SET EXERCISE: Search the entries below. Return every line that has "Pictometry" in it.

DATA SHOWN:

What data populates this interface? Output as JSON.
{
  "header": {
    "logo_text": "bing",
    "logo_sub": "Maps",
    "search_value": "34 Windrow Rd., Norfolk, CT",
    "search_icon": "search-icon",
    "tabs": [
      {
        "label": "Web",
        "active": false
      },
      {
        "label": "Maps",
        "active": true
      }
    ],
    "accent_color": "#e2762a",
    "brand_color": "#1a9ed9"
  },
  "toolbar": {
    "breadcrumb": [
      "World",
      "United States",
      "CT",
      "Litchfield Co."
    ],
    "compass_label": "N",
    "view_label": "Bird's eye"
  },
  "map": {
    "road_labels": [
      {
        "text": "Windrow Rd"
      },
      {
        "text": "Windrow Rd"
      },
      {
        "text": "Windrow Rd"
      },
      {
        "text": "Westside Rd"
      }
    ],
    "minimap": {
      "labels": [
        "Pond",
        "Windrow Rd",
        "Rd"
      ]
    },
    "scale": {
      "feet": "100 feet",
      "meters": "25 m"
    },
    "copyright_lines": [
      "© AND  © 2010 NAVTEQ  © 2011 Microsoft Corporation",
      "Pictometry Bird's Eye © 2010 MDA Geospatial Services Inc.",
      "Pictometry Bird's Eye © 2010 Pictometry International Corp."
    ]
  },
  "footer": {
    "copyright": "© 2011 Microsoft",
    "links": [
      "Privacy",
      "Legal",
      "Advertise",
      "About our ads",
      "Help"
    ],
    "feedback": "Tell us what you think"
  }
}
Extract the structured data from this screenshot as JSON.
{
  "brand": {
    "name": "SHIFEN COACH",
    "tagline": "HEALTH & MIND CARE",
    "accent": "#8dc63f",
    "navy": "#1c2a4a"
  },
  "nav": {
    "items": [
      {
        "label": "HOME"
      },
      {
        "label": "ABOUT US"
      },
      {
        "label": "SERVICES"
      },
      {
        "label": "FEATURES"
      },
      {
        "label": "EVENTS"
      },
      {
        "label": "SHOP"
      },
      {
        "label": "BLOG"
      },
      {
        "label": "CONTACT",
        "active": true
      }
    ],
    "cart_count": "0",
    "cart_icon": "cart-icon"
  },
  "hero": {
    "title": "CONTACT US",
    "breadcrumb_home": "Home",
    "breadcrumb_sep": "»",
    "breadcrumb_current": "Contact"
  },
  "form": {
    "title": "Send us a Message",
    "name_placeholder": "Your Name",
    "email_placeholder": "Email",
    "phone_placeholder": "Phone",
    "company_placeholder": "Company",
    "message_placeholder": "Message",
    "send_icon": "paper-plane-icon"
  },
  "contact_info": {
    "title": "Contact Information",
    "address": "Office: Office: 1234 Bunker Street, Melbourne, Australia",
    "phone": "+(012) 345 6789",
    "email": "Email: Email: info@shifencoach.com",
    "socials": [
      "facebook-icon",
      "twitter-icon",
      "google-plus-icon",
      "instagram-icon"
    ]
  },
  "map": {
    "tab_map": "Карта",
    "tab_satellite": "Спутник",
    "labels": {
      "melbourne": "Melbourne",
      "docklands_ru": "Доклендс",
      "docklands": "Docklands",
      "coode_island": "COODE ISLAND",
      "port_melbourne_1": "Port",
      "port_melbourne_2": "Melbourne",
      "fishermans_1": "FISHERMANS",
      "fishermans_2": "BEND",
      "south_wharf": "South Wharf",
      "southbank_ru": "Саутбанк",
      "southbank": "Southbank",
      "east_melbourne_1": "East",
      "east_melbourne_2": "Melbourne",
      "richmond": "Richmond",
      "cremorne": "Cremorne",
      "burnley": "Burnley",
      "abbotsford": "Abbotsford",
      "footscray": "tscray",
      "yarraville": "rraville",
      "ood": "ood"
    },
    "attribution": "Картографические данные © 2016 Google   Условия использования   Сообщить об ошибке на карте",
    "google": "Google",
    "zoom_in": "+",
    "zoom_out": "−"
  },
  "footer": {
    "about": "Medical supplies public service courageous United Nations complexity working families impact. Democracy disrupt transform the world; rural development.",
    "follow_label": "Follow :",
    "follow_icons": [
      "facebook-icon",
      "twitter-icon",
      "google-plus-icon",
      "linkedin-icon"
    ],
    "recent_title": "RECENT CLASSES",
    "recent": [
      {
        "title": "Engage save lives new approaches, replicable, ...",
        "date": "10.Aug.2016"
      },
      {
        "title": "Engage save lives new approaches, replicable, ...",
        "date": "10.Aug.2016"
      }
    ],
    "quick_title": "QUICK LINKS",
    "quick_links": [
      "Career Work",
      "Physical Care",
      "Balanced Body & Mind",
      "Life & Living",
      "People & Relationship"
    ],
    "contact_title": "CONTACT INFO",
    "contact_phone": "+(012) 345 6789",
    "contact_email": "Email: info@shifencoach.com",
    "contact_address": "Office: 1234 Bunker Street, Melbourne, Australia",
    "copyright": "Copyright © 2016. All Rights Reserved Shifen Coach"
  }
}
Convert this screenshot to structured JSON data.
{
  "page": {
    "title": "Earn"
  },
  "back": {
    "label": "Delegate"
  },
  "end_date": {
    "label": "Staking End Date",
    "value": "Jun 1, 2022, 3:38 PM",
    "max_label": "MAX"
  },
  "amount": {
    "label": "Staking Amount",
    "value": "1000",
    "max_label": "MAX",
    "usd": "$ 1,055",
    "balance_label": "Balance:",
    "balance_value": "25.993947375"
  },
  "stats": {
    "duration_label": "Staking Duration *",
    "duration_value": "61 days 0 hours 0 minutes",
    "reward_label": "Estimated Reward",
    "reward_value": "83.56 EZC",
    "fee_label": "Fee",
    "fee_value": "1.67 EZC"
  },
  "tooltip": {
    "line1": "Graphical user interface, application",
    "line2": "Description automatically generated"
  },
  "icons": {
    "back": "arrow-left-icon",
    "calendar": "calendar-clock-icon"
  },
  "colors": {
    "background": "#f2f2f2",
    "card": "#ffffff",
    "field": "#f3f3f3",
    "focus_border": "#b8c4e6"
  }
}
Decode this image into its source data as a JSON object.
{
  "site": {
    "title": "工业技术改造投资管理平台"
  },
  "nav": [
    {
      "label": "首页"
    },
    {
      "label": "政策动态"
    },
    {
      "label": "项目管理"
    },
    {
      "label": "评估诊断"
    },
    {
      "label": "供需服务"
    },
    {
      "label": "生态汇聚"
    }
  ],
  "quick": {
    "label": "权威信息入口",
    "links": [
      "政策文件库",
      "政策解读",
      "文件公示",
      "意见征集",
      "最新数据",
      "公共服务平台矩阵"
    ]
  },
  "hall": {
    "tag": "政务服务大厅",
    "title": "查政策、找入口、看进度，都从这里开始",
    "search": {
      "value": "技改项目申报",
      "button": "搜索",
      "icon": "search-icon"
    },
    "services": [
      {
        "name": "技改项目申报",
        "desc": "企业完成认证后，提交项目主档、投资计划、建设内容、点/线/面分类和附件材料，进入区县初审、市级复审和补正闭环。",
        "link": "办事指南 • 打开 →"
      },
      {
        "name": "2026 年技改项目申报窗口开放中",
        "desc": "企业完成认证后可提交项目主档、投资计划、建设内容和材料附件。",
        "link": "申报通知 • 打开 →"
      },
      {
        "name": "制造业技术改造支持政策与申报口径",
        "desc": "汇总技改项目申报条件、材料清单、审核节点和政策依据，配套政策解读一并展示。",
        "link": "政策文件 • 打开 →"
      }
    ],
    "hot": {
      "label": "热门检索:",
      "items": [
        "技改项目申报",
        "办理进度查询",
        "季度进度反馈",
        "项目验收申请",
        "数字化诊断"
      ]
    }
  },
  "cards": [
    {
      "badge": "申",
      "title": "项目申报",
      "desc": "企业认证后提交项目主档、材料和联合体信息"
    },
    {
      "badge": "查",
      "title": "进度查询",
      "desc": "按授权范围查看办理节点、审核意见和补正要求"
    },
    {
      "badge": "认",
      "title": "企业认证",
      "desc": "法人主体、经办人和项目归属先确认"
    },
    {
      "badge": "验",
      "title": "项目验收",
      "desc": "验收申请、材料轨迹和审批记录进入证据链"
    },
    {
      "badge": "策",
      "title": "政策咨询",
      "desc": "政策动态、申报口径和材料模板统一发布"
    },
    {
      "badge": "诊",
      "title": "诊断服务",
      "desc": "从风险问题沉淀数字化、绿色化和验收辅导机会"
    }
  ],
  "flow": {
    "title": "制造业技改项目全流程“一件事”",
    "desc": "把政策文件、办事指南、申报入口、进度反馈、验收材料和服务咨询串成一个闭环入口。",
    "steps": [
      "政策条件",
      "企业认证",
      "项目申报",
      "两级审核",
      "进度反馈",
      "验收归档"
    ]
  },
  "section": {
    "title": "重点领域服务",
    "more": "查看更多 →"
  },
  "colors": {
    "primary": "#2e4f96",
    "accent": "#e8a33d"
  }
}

RESULT FOR THIS TASK:
      "Pictometry Bird's Eye © 2010 MDA Geospatial Services Inc.",
      "Pictometry Bird's Eye © 2010 Pictometry International Corp."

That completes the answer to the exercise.